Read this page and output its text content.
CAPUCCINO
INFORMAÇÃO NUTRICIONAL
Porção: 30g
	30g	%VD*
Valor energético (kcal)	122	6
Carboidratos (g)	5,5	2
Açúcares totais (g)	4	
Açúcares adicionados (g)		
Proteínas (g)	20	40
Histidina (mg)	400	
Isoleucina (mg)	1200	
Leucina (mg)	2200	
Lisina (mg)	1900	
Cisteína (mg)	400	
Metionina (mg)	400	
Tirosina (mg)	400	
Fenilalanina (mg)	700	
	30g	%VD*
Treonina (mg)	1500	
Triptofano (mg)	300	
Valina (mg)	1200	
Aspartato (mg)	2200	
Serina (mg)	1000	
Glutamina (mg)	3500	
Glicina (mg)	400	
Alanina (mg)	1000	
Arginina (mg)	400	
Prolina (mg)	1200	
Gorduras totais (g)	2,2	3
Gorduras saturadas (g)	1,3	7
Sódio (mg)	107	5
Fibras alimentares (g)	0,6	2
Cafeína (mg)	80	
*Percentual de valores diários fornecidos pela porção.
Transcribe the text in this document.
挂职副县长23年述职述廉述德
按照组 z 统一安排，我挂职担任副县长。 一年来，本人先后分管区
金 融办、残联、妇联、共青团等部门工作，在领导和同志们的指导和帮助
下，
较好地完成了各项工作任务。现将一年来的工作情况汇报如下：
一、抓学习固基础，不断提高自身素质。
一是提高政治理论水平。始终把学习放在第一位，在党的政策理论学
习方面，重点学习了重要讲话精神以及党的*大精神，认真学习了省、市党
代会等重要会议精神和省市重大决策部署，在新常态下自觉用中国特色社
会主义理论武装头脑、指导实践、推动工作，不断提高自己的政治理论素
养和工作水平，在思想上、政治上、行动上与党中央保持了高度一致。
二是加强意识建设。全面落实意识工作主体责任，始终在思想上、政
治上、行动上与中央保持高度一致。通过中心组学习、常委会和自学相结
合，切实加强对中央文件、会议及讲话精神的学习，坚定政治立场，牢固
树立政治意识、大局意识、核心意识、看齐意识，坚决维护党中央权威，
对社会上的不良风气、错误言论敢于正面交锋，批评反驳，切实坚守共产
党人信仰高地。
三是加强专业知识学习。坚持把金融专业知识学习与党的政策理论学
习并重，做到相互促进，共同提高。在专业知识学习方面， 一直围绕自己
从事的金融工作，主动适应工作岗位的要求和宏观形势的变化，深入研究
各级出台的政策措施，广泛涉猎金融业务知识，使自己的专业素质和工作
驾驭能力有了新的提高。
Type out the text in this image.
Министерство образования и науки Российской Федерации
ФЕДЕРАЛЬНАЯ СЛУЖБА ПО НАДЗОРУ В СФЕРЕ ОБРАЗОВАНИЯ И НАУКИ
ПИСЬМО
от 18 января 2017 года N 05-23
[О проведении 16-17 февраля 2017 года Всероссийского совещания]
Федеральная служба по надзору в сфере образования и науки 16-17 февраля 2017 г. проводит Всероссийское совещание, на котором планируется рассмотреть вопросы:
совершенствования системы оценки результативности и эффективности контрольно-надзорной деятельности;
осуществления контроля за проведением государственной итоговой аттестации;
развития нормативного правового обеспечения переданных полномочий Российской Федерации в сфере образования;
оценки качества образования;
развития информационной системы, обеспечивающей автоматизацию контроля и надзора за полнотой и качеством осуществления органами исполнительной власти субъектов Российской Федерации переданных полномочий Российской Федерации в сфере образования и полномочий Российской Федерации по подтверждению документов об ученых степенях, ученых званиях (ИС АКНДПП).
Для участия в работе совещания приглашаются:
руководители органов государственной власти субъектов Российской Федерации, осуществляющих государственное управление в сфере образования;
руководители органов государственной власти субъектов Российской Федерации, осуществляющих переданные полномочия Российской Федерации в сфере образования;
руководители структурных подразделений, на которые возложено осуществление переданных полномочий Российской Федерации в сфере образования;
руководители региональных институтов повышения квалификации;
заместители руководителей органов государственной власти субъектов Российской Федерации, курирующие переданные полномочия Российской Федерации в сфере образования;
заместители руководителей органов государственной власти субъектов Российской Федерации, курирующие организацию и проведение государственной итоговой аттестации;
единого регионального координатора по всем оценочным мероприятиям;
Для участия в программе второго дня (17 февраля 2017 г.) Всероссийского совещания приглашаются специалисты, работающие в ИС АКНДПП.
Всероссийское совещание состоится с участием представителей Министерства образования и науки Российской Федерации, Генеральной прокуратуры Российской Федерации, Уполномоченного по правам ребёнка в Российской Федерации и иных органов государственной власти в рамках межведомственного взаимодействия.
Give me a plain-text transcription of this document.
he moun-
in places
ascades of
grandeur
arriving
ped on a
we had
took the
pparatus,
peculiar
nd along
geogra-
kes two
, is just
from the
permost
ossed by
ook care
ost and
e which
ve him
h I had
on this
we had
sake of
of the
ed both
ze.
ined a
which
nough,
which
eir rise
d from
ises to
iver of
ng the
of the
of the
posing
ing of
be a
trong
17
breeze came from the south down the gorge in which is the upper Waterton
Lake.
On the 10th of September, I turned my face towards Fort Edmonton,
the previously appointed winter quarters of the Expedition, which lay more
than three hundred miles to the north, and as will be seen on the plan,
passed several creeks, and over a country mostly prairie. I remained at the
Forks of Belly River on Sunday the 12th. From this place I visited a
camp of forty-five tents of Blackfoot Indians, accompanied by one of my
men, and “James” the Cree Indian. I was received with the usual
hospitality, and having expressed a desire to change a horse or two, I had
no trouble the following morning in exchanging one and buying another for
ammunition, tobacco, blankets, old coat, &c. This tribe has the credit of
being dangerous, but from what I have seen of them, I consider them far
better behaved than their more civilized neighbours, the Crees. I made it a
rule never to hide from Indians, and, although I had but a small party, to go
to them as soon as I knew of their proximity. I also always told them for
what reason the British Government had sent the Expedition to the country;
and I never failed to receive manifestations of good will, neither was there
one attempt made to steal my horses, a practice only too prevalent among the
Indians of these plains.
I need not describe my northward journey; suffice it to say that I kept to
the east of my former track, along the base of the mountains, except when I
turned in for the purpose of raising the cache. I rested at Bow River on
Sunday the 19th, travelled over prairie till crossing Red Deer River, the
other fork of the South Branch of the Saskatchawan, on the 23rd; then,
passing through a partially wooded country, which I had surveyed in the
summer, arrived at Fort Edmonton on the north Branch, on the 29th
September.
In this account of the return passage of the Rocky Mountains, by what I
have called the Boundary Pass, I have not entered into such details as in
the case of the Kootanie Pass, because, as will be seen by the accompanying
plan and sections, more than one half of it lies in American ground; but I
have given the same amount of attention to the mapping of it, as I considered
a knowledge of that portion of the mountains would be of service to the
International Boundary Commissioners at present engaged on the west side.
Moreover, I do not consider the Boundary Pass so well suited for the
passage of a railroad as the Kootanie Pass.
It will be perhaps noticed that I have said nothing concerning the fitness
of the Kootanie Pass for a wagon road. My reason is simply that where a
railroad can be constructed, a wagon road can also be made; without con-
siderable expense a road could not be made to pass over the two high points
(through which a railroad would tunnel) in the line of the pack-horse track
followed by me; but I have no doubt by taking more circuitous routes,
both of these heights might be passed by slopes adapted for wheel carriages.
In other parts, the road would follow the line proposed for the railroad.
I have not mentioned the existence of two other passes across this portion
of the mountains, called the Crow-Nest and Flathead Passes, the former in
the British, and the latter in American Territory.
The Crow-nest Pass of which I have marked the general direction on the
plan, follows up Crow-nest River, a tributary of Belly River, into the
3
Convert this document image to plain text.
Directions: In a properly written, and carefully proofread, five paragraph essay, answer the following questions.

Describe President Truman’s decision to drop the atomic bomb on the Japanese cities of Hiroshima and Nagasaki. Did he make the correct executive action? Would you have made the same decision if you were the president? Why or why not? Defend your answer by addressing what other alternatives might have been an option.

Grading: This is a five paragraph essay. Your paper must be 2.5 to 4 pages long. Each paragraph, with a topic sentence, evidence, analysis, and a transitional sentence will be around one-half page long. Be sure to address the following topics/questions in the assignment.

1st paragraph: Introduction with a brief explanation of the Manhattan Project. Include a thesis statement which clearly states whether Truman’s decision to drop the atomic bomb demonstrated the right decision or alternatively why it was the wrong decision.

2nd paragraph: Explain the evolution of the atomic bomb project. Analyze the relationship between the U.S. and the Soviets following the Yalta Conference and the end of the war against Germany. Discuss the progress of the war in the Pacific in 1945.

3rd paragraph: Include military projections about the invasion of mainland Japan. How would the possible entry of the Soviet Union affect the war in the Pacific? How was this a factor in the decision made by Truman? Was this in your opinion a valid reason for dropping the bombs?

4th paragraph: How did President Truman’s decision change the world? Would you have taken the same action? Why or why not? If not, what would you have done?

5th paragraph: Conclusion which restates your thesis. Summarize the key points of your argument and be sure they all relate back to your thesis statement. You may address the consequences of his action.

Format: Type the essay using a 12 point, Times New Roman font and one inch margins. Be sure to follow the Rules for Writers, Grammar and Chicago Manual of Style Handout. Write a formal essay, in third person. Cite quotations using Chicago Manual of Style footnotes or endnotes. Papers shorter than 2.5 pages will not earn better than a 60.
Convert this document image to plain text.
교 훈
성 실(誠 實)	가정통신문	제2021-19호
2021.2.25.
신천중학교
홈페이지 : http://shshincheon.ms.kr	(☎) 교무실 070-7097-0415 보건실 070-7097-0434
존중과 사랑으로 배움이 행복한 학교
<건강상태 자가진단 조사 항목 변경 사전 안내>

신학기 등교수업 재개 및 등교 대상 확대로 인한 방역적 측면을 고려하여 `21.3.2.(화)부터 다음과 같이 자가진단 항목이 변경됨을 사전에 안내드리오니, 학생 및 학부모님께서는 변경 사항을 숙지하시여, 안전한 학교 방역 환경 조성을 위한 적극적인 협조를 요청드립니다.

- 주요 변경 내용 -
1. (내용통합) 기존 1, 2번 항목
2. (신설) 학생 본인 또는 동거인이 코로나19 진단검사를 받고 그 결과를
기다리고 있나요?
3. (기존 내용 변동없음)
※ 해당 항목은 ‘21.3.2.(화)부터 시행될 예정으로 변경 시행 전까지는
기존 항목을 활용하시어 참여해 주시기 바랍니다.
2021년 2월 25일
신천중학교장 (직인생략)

**What you will do:** Among the lines of the material above, how many include the string "оценки"? Report only that number.

**Output of the task:** 2